··· Dataset rows ···
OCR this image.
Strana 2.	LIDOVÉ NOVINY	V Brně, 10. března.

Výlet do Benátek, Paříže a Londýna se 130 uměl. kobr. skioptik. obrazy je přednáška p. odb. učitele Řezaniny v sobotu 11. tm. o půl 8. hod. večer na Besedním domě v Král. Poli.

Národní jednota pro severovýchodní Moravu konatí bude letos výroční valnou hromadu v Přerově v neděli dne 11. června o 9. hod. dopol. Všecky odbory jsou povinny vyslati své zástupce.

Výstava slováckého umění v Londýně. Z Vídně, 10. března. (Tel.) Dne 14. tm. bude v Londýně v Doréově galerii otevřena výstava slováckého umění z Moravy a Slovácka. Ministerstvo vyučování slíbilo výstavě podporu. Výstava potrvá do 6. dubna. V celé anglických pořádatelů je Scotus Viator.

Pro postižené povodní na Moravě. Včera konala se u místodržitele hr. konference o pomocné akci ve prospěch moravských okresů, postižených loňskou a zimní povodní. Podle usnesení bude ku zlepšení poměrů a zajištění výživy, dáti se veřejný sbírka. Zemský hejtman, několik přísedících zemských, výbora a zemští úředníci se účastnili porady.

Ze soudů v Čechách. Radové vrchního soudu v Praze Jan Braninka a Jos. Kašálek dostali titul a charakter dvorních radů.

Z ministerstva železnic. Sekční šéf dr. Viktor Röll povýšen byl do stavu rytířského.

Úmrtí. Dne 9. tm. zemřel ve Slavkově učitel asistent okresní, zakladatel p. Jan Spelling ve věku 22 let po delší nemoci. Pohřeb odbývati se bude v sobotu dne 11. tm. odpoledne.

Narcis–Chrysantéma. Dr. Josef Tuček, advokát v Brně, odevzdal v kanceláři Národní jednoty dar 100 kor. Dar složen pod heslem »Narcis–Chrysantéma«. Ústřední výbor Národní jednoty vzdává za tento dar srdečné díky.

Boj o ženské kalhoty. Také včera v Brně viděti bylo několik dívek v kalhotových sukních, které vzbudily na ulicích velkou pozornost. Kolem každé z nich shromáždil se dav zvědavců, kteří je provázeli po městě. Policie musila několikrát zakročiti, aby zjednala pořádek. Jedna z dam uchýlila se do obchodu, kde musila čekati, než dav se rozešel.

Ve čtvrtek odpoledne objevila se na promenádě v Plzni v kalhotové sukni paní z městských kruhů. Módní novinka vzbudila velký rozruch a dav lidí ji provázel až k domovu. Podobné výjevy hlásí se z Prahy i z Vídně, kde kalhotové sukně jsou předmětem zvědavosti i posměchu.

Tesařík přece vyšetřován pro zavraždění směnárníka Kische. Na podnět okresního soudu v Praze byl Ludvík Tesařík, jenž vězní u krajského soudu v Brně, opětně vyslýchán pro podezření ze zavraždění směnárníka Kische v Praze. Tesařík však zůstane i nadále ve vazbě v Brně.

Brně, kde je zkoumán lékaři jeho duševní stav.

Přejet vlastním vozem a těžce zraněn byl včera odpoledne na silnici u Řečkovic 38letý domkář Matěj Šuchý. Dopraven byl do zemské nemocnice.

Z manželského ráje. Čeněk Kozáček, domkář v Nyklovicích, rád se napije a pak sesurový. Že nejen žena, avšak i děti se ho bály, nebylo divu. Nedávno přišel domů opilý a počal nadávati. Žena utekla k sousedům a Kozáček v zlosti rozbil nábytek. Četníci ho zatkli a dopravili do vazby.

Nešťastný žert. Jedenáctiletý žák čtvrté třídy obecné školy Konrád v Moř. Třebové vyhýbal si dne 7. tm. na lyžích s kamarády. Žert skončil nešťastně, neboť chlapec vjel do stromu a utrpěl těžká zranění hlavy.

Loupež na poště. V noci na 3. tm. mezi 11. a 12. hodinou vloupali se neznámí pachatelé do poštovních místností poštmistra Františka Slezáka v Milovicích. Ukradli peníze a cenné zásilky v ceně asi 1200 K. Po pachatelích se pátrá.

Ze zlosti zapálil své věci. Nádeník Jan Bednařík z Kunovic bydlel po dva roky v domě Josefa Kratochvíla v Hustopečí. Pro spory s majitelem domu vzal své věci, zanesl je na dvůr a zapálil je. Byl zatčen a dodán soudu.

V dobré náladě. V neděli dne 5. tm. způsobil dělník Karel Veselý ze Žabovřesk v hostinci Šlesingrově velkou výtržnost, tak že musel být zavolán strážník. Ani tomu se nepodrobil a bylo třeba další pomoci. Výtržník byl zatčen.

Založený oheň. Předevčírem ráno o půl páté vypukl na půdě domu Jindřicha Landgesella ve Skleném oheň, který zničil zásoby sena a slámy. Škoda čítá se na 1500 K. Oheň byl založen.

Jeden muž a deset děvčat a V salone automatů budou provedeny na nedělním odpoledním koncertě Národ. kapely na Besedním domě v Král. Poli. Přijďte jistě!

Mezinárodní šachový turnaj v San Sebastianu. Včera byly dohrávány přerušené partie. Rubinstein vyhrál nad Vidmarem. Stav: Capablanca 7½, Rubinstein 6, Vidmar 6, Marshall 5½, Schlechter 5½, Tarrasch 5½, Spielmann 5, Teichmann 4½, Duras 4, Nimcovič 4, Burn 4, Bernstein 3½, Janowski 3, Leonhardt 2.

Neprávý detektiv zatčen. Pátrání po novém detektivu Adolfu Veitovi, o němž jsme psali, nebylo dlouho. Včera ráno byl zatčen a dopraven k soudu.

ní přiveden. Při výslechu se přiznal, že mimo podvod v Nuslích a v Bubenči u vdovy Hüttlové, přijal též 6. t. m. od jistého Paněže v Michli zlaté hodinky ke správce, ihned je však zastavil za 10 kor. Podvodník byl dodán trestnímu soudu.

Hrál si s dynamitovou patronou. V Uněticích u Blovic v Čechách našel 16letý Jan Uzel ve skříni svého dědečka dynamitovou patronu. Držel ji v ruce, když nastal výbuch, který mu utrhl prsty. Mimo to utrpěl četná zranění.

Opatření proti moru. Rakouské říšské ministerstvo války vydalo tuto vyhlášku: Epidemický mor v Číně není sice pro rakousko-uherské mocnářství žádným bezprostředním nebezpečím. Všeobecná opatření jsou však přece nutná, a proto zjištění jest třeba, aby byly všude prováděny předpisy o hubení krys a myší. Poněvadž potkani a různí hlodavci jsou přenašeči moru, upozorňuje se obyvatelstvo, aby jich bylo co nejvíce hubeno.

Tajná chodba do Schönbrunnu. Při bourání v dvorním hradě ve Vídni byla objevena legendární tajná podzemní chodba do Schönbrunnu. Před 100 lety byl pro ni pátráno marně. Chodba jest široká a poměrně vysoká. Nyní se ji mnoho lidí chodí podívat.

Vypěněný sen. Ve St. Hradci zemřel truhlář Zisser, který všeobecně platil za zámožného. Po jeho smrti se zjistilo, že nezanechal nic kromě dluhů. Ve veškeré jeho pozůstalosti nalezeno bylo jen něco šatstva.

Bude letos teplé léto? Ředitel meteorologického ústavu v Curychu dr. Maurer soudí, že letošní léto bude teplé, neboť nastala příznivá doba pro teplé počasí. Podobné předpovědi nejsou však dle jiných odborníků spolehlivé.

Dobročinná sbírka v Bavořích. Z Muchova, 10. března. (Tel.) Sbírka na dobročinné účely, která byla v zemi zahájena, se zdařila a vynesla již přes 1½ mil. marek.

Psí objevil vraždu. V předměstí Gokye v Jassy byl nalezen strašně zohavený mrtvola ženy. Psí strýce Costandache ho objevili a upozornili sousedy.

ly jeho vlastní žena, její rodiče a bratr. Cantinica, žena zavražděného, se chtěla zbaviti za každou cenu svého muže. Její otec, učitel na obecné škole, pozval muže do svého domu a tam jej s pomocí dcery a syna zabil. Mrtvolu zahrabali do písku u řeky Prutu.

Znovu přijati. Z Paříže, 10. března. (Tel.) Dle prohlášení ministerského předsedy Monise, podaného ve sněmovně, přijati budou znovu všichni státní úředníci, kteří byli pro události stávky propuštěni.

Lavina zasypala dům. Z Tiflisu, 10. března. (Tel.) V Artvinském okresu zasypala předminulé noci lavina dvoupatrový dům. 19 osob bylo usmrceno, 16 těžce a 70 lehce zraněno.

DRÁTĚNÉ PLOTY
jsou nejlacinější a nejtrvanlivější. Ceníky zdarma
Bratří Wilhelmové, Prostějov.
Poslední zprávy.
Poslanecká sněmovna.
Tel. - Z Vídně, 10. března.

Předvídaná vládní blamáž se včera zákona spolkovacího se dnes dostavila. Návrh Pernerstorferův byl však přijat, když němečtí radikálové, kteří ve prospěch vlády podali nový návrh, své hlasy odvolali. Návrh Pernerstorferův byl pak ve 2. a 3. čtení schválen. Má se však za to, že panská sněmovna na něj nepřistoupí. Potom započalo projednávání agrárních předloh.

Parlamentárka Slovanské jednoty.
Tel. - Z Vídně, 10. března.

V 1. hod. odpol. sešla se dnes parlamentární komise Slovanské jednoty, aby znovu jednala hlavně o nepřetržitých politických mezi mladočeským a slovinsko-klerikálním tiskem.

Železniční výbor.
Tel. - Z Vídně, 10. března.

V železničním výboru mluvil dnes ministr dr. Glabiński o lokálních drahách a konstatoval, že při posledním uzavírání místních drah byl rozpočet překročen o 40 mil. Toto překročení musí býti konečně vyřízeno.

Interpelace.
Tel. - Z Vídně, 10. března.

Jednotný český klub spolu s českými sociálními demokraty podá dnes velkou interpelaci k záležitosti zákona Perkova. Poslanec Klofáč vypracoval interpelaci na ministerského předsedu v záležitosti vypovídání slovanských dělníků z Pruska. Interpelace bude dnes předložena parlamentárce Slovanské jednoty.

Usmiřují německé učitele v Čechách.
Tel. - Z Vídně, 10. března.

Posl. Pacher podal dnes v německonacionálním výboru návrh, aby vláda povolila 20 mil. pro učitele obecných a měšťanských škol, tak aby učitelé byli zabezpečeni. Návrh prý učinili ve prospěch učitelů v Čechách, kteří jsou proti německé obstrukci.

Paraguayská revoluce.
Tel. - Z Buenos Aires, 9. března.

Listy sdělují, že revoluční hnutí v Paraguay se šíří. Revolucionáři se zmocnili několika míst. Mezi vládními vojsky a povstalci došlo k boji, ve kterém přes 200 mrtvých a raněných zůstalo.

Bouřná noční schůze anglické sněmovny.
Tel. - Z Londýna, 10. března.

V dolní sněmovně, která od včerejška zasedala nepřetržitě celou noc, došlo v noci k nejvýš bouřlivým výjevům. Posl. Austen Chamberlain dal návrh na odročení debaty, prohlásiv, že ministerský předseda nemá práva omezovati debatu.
···
Exercise — Count each line of the entries that holds the word "svého", then state the total and nothing more.

Correct answer — 2